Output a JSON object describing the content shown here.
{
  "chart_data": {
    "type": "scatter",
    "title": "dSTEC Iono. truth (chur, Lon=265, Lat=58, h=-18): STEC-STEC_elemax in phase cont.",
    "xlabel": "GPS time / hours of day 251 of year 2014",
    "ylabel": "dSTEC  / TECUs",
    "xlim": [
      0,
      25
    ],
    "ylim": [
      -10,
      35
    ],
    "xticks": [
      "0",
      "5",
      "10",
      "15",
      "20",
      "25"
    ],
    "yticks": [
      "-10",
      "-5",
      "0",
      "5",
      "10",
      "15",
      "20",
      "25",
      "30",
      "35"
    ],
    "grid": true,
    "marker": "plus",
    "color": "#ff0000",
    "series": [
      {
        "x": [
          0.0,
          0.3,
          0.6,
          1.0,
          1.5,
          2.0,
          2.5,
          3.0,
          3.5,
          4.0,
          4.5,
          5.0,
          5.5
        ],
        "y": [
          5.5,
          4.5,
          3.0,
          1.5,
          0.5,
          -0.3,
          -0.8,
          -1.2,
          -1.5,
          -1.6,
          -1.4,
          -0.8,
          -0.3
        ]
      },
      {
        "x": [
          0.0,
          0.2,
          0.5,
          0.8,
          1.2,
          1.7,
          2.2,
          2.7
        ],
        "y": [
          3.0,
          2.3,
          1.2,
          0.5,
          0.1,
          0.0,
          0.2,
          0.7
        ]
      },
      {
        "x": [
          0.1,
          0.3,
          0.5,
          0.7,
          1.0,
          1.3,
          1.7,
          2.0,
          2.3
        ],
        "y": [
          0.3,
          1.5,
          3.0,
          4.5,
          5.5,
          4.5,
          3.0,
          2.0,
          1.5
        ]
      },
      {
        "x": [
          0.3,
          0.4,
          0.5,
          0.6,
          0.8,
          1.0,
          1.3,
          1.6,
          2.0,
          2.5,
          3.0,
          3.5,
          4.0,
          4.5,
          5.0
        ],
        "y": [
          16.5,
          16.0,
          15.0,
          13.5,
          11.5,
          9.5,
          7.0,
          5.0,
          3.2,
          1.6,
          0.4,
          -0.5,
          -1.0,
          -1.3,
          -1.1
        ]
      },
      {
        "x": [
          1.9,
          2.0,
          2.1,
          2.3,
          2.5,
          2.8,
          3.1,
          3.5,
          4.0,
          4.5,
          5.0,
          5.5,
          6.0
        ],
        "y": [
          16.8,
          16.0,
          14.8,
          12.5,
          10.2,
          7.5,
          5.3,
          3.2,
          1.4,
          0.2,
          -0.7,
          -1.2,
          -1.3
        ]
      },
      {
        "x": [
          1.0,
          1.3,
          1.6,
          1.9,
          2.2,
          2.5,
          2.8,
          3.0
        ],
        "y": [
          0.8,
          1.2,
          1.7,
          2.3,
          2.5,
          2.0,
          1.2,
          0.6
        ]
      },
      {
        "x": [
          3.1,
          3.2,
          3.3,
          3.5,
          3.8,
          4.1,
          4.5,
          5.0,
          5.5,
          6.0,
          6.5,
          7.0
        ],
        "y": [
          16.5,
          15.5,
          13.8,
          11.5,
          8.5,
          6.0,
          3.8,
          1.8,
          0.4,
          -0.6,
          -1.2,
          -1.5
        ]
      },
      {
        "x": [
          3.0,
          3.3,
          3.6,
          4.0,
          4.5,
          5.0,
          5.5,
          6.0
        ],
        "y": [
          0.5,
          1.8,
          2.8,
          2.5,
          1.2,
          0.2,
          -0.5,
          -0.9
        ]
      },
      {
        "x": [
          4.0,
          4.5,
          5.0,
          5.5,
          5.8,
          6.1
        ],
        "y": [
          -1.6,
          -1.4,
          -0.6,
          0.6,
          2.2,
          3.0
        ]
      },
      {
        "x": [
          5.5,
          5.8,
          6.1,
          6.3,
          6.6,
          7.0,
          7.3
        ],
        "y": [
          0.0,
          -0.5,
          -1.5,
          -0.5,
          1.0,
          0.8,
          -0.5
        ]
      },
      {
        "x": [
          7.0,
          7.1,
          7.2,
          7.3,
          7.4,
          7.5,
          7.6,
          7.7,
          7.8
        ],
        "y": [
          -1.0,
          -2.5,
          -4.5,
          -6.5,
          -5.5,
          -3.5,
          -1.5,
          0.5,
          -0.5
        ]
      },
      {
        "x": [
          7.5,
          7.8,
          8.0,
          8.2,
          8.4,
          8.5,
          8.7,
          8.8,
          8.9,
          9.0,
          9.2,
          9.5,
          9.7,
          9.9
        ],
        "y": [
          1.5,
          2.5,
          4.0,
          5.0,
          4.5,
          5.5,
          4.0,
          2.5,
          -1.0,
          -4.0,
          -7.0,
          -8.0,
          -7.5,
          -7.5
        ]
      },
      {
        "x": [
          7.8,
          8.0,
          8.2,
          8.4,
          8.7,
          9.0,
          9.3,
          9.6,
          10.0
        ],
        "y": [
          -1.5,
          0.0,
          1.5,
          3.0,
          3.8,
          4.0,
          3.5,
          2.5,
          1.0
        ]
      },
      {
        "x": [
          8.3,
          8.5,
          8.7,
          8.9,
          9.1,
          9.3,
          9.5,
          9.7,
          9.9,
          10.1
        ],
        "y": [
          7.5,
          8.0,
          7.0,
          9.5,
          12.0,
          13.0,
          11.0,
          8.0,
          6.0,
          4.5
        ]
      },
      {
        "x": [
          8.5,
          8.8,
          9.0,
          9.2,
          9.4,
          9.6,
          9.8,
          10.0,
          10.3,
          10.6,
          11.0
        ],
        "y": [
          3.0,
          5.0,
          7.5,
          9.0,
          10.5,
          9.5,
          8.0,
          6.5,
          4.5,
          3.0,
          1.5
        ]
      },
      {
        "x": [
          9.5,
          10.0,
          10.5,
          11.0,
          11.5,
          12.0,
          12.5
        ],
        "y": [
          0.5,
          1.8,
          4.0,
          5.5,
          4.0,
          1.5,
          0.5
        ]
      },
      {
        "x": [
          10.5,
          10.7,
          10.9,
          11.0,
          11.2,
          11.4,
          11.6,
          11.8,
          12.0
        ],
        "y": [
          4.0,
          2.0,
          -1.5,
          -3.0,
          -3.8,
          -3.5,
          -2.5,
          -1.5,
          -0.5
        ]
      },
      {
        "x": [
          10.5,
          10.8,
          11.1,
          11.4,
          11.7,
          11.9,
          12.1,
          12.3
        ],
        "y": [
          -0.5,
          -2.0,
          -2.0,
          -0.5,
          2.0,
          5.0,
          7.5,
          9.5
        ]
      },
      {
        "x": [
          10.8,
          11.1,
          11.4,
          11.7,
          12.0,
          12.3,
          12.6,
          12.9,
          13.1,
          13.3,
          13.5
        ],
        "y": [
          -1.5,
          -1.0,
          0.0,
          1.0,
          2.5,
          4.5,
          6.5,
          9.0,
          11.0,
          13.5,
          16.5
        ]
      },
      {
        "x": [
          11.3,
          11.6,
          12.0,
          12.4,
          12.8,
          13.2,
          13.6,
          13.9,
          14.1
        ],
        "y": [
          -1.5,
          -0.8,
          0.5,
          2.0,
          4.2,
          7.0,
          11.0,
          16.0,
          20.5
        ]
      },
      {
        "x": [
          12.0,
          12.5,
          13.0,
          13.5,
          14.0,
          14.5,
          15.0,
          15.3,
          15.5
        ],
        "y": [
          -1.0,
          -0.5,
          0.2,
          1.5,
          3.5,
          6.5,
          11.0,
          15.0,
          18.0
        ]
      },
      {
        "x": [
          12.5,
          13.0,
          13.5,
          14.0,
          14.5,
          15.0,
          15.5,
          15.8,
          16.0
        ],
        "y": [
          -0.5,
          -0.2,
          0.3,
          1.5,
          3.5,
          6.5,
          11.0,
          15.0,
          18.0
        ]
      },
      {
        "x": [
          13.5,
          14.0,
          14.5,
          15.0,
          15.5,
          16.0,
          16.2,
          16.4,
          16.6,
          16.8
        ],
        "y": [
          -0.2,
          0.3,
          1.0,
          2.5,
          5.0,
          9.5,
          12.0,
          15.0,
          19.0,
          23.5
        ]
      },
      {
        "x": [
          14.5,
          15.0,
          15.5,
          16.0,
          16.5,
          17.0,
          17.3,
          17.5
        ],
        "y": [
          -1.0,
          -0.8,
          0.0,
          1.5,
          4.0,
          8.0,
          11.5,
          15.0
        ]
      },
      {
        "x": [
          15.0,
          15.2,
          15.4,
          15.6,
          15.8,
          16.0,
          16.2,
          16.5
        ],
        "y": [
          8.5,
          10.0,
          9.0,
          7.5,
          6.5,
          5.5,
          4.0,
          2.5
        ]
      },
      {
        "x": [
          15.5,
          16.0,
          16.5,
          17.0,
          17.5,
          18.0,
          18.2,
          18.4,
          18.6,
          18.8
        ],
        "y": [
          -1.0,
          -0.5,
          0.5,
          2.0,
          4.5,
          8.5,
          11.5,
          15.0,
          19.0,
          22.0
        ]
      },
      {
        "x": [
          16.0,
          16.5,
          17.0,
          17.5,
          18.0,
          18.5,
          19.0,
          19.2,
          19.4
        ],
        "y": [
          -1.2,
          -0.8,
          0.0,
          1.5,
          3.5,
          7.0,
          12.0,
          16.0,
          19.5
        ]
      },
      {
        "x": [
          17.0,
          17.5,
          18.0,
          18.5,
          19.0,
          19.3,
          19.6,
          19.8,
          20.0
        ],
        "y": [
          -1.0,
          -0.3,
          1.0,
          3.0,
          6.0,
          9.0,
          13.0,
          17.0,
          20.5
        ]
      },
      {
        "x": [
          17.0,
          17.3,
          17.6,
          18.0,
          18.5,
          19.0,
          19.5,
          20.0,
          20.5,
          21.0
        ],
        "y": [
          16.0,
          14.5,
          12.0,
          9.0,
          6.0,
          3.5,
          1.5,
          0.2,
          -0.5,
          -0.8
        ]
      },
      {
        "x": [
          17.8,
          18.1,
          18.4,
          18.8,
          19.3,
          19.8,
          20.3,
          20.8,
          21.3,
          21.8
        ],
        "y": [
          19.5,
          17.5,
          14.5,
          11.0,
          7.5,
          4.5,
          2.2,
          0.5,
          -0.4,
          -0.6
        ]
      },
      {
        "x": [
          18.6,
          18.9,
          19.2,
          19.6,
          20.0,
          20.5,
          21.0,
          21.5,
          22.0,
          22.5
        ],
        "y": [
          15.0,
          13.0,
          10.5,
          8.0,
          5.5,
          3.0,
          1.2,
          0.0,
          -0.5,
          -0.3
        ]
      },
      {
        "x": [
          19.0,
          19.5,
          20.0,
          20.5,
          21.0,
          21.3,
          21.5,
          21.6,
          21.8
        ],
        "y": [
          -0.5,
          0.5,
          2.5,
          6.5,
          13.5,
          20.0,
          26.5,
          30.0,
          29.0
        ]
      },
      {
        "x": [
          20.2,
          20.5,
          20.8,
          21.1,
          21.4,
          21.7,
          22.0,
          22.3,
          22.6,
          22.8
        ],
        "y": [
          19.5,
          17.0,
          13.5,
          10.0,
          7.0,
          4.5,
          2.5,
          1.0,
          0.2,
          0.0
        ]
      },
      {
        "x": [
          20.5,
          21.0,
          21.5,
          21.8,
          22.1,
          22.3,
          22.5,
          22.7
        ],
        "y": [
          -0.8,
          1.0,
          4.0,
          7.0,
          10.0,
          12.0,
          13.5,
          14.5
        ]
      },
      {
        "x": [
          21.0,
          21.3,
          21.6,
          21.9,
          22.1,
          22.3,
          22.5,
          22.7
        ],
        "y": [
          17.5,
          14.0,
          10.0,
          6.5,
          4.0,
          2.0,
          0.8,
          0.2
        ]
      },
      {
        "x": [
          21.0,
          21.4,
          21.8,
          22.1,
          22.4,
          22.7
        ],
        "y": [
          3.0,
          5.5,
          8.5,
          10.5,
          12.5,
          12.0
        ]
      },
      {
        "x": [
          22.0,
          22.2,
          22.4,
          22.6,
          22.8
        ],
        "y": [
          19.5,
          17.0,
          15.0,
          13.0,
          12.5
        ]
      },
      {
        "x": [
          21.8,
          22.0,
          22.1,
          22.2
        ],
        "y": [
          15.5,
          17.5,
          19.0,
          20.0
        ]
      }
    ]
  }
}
· · ·
*Goal*: Look through the entries above; copy every line holding the string "dSTEC".

*Answer to this task*:
    "title": "dSTEC Iono. truth (chur, Lon=265, Lat=58, h=-18): STEC-STEC_elemax in phase cont.",
    "ylabel": "dSTEC  / TECUs",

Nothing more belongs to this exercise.